▸ **What the task asks**:
Output the material beneath exactly, leaving nothing out.
>> begin Given entries
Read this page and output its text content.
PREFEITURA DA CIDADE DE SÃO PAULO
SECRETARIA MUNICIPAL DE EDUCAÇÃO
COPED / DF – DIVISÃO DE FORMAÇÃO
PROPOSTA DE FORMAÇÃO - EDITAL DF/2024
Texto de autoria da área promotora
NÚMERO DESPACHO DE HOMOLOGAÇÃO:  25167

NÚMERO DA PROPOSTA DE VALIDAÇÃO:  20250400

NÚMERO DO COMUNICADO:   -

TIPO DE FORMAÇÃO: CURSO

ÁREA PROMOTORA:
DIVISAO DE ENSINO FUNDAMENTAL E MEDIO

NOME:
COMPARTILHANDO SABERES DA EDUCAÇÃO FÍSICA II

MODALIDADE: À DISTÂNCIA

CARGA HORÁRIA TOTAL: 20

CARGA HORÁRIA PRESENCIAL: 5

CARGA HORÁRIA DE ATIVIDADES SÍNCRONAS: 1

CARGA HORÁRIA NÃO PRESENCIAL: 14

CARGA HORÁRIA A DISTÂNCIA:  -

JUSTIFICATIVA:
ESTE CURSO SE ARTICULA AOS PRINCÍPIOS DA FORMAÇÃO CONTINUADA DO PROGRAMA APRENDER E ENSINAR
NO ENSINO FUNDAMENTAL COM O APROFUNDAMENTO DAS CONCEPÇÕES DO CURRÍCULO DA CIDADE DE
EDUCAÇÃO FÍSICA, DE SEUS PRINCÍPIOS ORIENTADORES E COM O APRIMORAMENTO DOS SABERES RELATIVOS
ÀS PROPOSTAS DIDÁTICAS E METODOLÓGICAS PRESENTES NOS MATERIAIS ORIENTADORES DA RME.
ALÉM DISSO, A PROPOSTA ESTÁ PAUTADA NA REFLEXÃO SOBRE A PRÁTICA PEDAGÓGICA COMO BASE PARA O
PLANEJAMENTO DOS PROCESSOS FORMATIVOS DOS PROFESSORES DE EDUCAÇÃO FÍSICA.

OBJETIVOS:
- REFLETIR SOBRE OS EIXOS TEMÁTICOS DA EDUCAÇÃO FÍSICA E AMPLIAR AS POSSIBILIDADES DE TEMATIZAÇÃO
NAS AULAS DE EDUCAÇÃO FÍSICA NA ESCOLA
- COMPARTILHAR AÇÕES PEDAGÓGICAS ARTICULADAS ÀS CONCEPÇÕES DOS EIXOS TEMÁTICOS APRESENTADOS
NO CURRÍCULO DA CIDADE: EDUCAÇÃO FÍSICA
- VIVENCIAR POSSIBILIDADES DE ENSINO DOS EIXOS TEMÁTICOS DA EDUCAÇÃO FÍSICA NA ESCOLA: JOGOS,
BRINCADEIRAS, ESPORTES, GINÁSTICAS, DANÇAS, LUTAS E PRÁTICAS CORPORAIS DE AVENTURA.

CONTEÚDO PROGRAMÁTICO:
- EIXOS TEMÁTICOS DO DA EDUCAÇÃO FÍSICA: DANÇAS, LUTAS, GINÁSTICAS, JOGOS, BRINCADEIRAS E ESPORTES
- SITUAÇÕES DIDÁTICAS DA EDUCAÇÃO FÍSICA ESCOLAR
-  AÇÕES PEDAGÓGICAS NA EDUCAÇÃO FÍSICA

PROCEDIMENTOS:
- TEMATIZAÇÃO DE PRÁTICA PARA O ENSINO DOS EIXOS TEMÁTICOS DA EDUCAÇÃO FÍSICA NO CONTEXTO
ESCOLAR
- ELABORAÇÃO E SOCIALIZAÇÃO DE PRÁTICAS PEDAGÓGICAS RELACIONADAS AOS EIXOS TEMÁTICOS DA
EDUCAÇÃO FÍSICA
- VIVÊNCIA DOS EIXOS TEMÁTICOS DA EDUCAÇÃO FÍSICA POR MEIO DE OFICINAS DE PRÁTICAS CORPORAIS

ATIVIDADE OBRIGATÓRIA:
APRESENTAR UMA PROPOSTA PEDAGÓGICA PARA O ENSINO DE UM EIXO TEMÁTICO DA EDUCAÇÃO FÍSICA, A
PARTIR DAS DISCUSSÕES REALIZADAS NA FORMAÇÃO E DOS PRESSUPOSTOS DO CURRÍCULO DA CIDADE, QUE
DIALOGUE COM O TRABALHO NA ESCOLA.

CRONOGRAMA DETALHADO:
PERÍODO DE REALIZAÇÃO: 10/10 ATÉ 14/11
>> end Given entries
▸ **Task result**:
Read this page and output its text content.
PREFEITURA DA CIDADE DE SÃO PAULO
SECRETARIA MUNICIPAL DE EDUCAÇÃO
COPED / DF – DIVISÃO DE FORMAÇÃO
PROPOSTA DE FORMAÇÃO - EDITAL DF/2024
Texto de autoria da área promotora
NÚMERO DESPACHO DE HOMOLOGAÇÃO:  25167

NÚMERO DA PROPOSTA DE VALIDAÇÃO:  20250400

NÚMERO DO COMUNICADO:   -

TIPO DE FORMAÇÃO: CURSO

ÁREA PROMOTORA:
DIVISAO DE ENSINO FUNDAMENTAL E MEDIO

NOME:
COMPARTILHANDO SABERES DA EDUCAÇÃO FÍSICA II

MODALIDADE: À DISTÂNCIA

CARGA HORÁRIA TOTAL: 20

CARGA HORÁRIA PRESENCIAL: 5

CARGA HORÁRIA DE ATIVIDADES SÍNCRONAS: 1

CARGA HORÁRIA NÃO PRESENCIAL: 14

CARGA HORÁRIA A DISTÂNCIA:  -

JUSTIFICATIVA:
ESTE CURSO SE ARTICULA AOS PRINCÍPIOS DA FORMAÇÃO CONTINUADA DO PROGRAMA APRENDER E ENSINAR
NO ENSINO FUNDAMENTAL COM O APROFUNDAMENTO DAS CONCEPÇÕES DO CURRÍCULO DA CIDADE DE
EDUCAÇÃO FÍSICA, DE SEUS PRINCÍPIOS ORIENTADORES E COM O APRIMORAMENTO DOS SABERES RELATIVOS
ÀS PROPOSTAS DIDÁTICAS E METODOLÓGICAS PRESENTES NOS MATERIAIS ORIENTADORES DA RME.
ALÉM DISSO, A PROPOSTA ESTÁ PAUTADA NA REFLEXÃO SOBRE A PRÁTICA PEDAGÓGICA COMO BASE PARA O
PLANEJAMENTO DOS PROCESSOS FORMATIVOS DOS PROFESSORES DE EDUCAÇÃO FÍSICA.

OBJETIVOS:
- REFLETIR SOBRE OS EIXOS TEMÁTICOS DA EDUCAÇÃO FÍSICA E AMPLIAR AS POSSIBILIDADES DE TEMATIZAÇÃO
NAS AULAS DE EDUCAÇÃO FÍSICA NA ESCOLA
- COMPARTILHAR AÇÕES PEDAGÓGICAS ARTICULADAS ÀS CONCEPÇÕES DOS EIXOS TEMÁTICOS APRESENTADOS
NO CURRÍCULO DA CIDADE: EDUCAÇÃO FÍSICA
- VIVENCIAR POSSIBILIDADES DE ENSINO DOS EIXOS TEMÁTICOS DA EDUCAÇÃO FÍSICA NA ESCOLA: JOGOS,
BRINCADEIRAS, ESPORTES, GINÁSTICAS, DANÇAS, LUTAS E PRÁTICAS CORPORAIS DE AVENTURA.

CONTEÚDO PROGRAMÁTICO:
- EIXOS TEMÁTICOS DO DA EDUCAÇÃO FÍSICA: DANÇAS, LUTAS, GINÁSTICAS, JOGOS, BRINCADEIRAS E ESPORTES
- SITUAÇÕES DIDÁTICAS DA EDUCAÇÃO FÍSICA ESCOLAR
-  AÇÕES PEDAGÓGICAS NA EDUCAÇÃO FÍSICA

PROCEDIMENTOS:
- TEMATIZAÇÃO DE PRÁTICA PARA O ENSINO DOS EIXOS TEMÁTICOS DA EDUCAÇÃO FÍSICA NO CONTEXTO
ESCOLAR
- ELABORAÇÃO E SOCIALIZAÇÃO DE PRÁTICAS PEDAGÓGICAS RELACIONADAS AOS EIXOS TEMÁTICOS DA
EDUCAÇÃO FÍSICA
- VIVÊNCIA DOS EIXOS TEMÁTICOS DA EDUCAÇÃO FÍSICA POR MEIO DE OFICINAS DE PRÁTICAS CORPORAIS

ATIVIDADE OBRIGATÓRIA:
APRESENTAR UMA PROPOSTA PEDAGÓGICA PARA O ENSINO DE UM EIXO TEMÁTICO DA EDUCAÇÃO FÍSICA, A
PARTIR DAS DISCUSSÕES REALIZADAS NA FORMAÇÃO E DOS PRESSUPOSTOS DO CURRÍCULO DA CIDADE, QUE
DIALOGUE COM O TRABALHO NA ESCOLA.

CRONOGRAMA DETALHADO:
PERÍODO DE REALIZAÇÃO: 10/10 ATÉ 14/11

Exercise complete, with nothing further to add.